EXERCISE GOAL:
Within the data below, state how many lines contain the string "ISIS". Provide the number only.

DATA IN THIS EXERCISE:
***
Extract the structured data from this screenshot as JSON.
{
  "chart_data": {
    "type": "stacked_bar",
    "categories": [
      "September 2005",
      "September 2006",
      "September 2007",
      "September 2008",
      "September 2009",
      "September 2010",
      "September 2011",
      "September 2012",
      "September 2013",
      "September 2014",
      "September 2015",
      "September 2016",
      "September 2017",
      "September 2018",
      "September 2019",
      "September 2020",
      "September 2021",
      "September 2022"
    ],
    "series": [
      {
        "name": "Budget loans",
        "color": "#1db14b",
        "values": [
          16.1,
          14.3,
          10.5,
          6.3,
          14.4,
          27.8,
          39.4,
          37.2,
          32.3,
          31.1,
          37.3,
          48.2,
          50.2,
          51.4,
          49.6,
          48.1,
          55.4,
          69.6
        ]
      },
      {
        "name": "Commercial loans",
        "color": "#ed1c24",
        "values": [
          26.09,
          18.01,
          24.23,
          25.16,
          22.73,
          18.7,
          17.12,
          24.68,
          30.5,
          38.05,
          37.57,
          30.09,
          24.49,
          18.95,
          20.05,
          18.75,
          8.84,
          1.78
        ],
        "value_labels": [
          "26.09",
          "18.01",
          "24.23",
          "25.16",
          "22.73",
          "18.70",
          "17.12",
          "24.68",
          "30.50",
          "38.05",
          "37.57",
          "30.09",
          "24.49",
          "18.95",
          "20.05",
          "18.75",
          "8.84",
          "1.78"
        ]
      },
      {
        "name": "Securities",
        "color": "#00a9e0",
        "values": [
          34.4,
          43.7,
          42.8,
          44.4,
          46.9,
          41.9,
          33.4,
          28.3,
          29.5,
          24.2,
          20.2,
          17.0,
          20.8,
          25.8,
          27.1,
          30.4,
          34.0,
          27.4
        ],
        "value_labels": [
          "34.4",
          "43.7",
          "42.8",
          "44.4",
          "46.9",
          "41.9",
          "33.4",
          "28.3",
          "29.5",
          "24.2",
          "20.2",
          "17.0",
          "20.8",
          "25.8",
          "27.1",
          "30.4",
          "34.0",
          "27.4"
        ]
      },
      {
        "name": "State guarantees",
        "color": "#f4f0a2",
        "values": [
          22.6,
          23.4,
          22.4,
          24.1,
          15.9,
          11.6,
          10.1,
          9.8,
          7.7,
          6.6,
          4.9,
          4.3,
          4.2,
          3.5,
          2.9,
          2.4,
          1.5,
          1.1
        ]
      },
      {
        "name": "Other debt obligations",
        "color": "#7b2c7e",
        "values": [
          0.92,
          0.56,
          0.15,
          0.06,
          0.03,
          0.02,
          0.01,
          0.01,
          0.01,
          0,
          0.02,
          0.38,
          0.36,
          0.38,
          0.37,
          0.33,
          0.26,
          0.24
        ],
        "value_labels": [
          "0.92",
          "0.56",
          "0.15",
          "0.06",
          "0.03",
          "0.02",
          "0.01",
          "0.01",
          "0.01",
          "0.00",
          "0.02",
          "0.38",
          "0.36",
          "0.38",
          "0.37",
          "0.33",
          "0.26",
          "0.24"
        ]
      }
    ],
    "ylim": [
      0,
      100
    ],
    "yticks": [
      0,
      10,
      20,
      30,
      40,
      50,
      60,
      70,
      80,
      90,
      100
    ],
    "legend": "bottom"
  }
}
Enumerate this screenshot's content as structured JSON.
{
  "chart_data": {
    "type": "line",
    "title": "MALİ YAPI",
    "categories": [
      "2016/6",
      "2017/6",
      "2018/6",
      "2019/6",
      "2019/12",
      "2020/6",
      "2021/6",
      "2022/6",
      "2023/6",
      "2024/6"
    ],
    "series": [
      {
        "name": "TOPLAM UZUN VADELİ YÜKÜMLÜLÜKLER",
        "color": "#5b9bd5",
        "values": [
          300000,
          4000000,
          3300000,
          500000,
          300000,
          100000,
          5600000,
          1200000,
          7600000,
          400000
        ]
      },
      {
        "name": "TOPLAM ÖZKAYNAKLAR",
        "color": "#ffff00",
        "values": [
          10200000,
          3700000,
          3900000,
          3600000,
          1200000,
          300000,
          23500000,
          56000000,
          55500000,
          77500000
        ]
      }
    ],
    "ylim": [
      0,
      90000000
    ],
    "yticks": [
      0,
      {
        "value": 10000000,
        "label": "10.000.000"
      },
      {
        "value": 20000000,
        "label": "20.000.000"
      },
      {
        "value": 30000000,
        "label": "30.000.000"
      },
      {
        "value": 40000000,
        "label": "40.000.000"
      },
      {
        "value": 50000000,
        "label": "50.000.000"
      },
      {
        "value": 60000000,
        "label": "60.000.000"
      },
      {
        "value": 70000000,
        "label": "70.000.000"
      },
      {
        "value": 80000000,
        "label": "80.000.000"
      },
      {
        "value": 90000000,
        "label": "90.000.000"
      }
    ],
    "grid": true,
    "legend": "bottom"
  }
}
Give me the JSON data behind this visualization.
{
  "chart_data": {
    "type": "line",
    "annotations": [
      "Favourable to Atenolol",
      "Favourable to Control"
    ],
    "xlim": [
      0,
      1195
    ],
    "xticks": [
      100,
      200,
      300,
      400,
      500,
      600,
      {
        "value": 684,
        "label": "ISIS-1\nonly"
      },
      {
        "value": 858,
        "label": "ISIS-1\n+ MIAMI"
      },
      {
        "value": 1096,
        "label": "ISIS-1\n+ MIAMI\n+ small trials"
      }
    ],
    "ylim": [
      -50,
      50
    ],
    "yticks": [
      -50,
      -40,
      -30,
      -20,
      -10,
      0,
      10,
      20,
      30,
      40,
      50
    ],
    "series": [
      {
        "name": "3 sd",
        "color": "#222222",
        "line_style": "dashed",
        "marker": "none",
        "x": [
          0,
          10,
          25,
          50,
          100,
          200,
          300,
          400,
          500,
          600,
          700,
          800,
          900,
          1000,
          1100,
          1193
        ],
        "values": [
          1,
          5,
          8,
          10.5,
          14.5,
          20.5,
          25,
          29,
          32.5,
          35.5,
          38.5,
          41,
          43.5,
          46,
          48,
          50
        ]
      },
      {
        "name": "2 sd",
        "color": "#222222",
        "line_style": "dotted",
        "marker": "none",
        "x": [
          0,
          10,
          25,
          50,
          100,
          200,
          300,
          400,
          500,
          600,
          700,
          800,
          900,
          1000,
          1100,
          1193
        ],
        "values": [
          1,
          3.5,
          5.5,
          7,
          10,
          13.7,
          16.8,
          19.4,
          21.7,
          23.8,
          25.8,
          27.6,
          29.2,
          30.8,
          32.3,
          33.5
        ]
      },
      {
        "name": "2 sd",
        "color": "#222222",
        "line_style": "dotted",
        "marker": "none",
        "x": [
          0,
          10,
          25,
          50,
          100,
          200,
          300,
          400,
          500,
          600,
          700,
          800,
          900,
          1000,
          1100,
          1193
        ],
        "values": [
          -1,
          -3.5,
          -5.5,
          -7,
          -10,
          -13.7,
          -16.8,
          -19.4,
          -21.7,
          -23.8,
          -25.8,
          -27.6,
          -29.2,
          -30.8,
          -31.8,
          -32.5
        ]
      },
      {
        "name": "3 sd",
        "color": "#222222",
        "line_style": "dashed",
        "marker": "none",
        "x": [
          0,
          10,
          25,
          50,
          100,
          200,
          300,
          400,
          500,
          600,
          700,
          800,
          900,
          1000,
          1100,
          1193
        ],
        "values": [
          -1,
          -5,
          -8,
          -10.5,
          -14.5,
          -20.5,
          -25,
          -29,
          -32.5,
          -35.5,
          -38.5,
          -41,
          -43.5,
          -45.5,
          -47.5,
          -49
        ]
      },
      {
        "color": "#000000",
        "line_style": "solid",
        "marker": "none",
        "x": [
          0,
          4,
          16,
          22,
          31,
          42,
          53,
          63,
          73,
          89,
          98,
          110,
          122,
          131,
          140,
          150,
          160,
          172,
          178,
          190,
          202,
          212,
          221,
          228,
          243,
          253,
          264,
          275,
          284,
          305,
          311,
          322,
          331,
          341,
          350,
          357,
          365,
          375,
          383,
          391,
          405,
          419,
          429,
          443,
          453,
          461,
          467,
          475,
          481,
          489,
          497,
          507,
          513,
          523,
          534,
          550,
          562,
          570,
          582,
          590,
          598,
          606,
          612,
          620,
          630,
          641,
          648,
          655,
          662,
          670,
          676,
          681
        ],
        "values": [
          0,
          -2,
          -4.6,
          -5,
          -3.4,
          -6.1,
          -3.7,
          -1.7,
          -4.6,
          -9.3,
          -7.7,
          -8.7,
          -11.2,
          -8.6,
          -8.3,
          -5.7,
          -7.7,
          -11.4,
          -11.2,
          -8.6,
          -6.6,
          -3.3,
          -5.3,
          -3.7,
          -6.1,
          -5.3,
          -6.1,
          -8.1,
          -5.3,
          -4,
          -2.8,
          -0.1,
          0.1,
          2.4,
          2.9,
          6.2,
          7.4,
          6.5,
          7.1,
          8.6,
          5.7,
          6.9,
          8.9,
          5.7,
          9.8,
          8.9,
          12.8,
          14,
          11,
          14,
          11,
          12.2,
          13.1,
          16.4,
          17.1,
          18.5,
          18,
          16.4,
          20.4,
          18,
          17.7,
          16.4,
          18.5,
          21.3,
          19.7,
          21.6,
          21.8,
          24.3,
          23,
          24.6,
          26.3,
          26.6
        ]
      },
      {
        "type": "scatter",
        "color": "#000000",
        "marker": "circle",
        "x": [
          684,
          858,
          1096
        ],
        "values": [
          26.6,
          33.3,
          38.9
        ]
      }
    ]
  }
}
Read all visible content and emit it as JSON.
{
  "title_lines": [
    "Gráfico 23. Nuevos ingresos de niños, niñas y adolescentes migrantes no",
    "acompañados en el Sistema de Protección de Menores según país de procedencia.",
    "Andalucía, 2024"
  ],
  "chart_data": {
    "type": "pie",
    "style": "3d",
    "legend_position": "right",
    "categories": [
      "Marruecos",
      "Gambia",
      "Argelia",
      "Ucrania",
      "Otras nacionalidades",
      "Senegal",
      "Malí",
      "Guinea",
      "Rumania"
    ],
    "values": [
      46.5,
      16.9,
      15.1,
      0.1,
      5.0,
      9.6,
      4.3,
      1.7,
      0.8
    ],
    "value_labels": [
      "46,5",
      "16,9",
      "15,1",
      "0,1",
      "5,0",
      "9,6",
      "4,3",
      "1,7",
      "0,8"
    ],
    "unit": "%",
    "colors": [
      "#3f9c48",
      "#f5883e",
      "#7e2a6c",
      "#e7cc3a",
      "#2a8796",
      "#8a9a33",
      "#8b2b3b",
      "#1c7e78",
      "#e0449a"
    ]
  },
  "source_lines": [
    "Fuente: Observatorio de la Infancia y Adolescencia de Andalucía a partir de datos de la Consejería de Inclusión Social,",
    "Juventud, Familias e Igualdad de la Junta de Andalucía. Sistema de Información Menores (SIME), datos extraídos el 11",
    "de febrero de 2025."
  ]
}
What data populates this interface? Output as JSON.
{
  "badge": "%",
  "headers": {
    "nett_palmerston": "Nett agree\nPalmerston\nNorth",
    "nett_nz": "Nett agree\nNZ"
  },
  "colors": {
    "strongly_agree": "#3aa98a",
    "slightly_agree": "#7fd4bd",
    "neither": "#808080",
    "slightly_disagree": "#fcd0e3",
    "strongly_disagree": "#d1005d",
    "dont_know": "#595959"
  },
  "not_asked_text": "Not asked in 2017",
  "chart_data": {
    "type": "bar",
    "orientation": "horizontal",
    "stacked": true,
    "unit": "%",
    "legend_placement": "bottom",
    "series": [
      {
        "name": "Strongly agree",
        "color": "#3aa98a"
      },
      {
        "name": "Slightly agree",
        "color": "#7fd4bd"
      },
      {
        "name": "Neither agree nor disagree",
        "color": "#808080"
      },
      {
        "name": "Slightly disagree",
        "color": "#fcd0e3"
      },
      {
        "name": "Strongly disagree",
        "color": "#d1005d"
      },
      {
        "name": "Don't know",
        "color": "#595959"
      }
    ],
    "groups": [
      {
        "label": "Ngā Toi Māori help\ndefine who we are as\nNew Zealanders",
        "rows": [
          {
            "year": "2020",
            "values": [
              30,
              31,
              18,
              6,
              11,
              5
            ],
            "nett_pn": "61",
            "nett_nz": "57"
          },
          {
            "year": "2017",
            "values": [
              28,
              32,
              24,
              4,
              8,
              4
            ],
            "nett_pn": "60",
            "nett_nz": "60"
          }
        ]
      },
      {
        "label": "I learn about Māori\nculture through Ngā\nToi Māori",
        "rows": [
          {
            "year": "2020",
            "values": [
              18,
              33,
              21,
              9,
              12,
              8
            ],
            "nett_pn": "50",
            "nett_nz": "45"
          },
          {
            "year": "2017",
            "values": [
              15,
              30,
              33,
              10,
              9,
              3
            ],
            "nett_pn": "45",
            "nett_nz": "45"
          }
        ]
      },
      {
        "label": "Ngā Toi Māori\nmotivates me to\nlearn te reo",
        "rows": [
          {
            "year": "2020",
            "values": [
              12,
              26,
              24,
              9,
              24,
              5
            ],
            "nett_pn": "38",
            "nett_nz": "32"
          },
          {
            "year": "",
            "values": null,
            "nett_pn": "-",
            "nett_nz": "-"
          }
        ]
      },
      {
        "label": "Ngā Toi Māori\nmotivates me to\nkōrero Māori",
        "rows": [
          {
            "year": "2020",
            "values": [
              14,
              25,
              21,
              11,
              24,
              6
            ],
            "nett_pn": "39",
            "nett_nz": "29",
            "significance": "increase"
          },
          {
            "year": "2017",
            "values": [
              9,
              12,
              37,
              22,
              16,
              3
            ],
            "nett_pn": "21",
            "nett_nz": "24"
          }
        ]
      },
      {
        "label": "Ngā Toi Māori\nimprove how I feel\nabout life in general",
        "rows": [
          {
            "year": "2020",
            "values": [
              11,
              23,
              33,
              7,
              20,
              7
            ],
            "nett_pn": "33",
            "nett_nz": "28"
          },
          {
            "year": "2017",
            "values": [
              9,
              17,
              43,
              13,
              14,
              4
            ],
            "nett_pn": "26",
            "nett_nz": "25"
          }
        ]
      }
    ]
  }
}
***
THE RESULT:
3